Where the data below has the string "routine", return the whole line.

########

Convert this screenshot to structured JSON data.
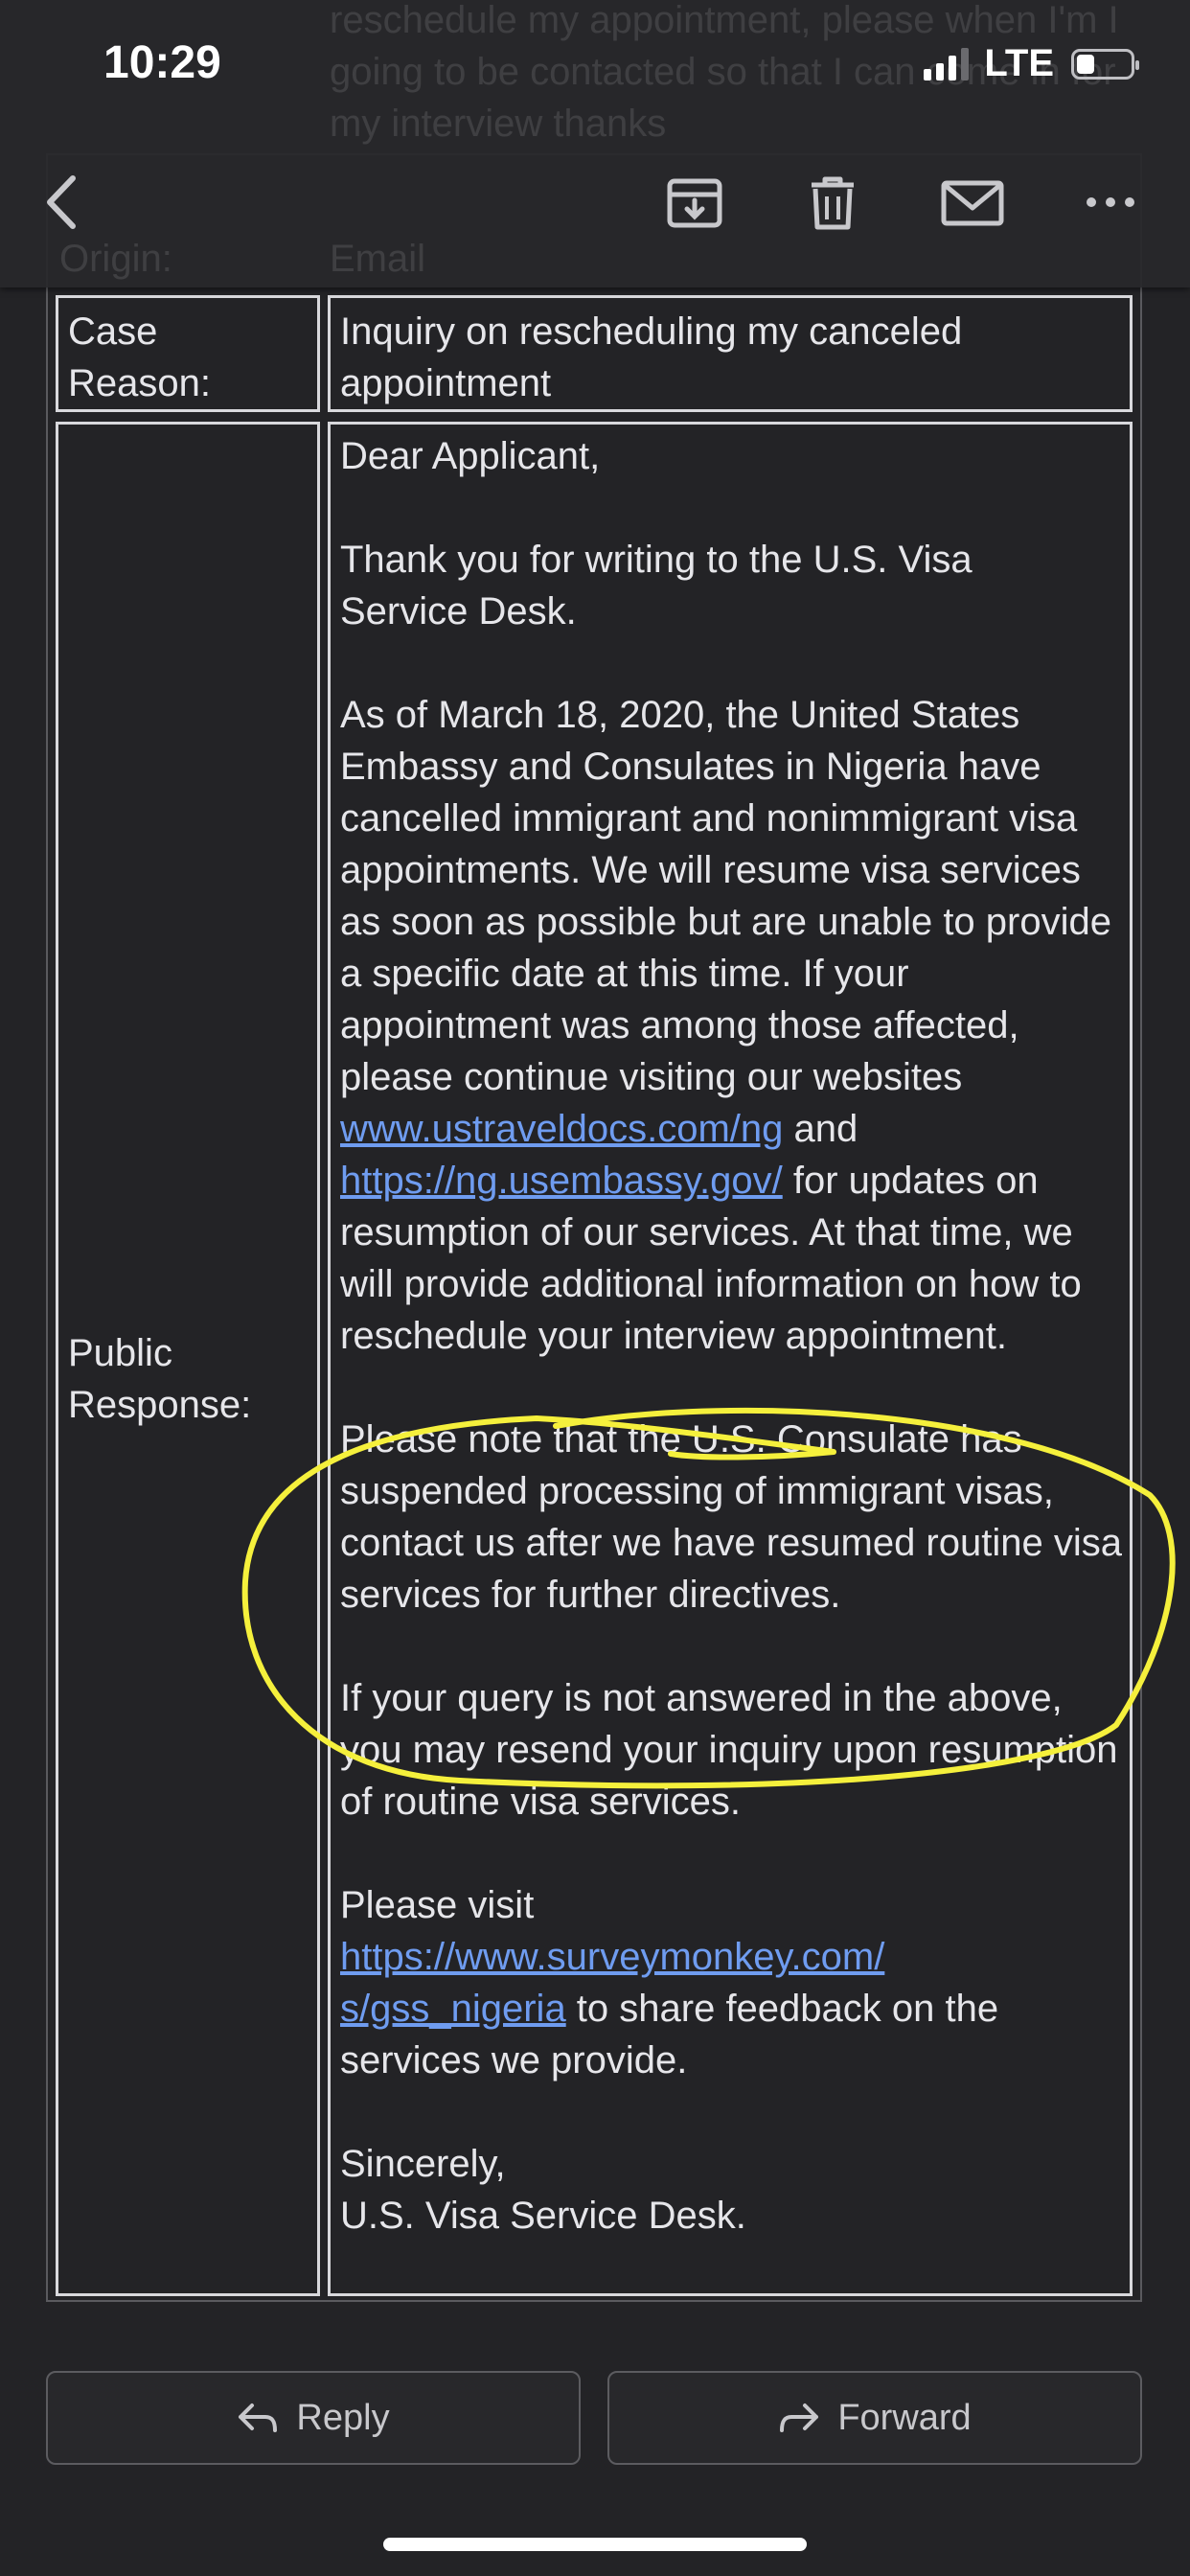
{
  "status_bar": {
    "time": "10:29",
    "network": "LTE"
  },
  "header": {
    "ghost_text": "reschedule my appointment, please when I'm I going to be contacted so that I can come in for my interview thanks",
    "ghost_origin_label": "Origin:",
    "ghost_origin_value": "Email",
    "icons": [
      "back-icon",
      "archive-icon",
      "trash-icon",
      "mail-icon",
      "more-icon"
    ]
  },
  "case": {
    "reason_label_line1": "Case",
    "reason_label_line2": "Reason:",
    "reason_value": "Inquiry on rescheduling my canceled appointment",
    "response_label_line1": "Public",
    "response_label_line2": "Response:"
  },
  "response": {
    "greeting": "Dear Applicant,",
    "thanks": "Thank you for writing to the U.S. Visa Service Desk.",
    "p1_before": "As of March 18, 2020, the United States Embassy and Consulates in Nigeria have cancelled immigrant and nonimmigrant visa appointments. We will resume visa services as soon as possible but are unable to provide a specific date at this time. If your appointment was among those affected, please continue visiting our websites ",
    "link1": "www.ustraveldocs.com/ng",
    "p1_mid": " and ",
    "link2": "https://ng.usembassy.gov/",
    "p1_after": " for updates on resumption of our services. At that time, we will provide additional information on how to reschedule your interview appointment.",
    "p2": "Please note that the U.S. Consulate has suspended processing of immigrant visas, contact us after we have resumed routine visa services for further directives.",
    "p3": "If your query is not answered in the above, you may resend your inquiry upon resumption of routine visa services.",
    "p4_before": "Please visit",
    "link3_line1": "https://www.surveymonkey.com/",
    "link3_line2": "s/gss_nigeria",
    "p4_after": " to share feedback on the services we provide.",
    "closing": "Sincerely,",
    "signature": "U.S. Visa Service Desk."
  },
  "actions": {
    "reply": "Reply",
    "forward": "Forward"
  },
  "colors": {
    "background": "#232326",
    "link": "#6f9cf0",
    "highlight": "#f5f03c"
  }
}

########

# [PROBLEM SOLUTION]
    "p2": "Please note that the U.S. Consulate has suspended processing of immigrant visas, contact us after we have resumed routine visa services for further directives.",
    "p3": "If your query is not answered in the above, you may resend your inquiry upon resumption of routine visa services.",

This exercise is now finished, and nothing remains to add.